┌────────
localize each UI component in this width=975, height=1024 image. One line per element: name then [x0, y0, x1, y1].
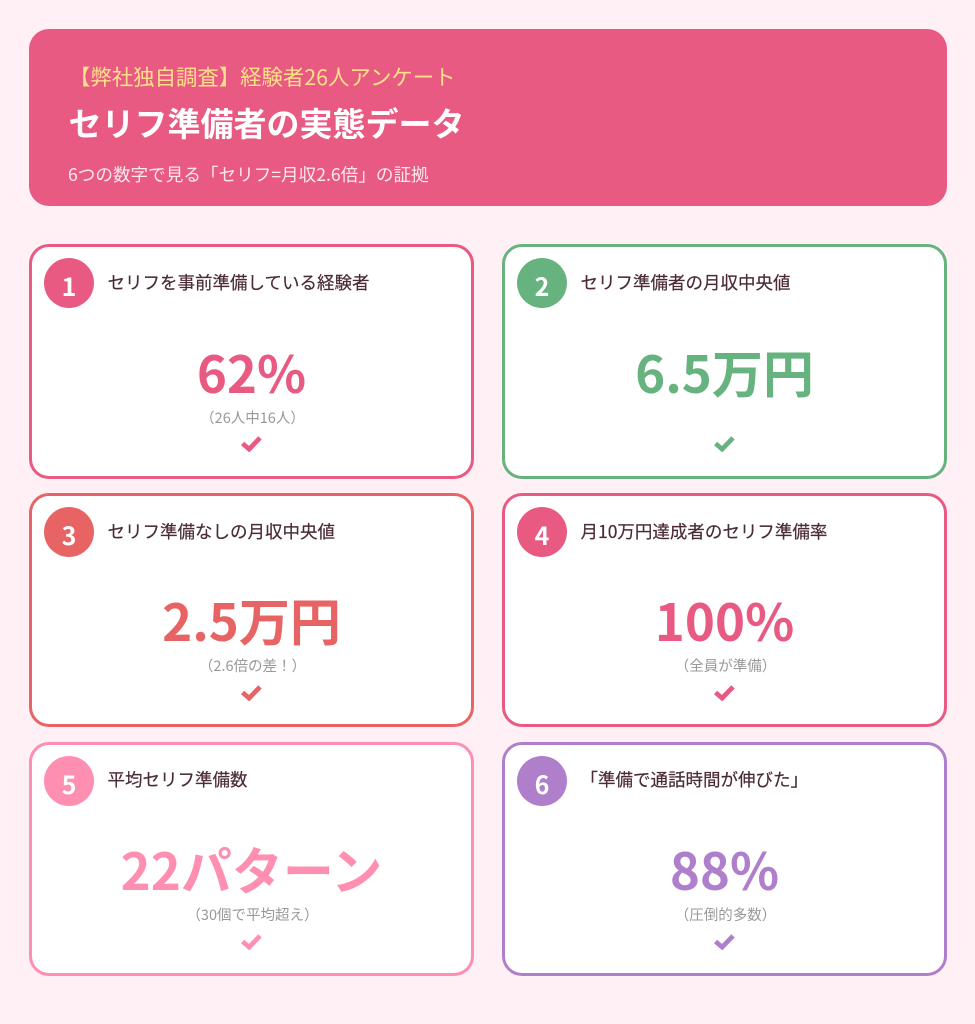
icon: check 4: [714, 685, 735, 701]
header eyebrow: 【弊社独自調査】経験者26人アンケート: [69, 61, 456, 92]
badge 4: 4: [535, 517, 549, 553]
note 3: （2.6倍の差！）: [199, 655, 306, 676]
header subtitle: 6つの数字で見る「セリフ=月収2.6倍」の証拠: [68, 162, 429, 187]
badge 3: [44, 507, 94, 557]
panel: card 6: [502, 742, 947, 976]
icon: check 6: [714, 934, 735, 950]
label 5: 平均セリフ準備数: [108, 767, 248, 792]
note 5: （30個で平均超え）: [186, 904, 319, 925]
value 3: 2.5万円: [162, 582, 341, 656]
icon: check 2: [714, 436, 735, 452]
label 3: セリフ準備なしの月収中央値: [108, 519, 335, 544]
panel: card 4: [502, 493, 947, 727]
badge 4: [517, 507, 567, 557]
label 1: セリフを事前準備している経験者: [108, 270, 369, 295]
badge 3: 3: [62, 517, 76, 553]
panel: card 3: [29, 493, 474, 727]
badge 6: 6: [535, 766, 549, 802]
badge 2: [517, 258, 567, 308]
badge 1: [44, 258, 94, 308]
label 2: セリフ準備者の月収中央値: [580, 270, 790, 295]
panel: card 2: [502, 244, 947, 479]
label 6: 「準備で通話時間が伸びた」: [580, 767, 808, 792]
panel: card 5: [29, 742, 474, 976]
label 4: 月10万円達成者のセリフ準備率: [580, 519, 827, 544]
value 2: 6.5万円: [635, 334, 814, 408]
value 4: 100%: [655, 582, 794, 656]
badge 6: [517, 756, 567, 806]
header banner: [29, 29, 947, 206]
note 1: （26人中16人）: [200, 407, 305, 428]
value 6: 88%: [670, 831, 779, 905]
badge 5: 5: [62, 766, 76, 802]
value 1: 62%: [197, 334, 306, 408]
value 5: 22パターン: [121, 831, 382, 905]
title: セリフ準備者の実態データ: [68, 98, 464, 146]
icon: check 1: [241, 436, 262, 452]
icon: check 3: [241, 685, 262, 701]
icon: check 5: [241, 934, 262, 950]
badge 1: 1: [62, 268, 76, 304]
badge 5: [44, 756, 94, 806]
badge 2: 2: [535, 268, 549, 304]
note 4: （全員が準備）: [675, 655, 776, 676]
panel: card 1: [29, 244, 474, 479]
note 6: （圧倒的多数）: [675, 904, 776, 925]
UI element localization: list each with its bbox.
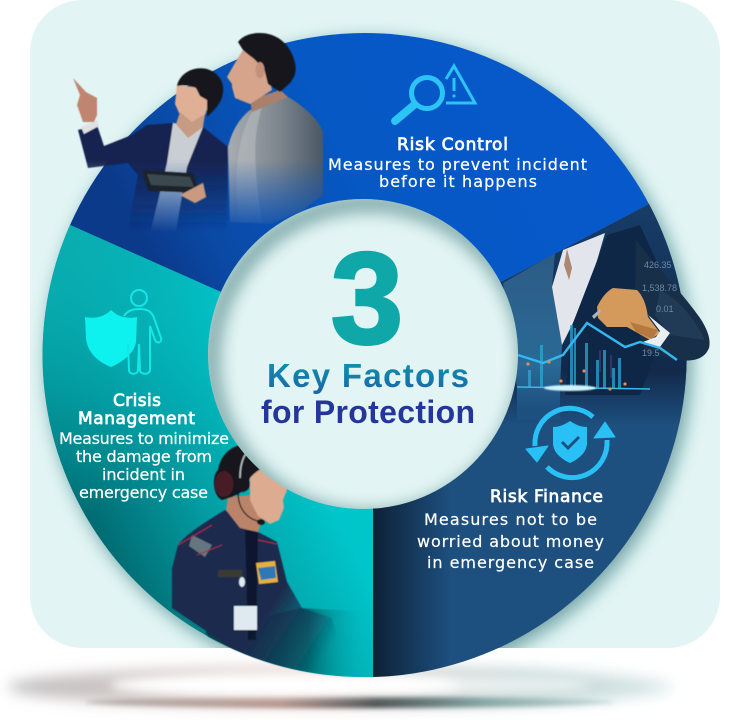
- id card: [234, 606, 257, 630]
└────────
• Exercise aim:
Count the lines in the records above that contain the word "each", and reply with that number only.

• Task solution:
2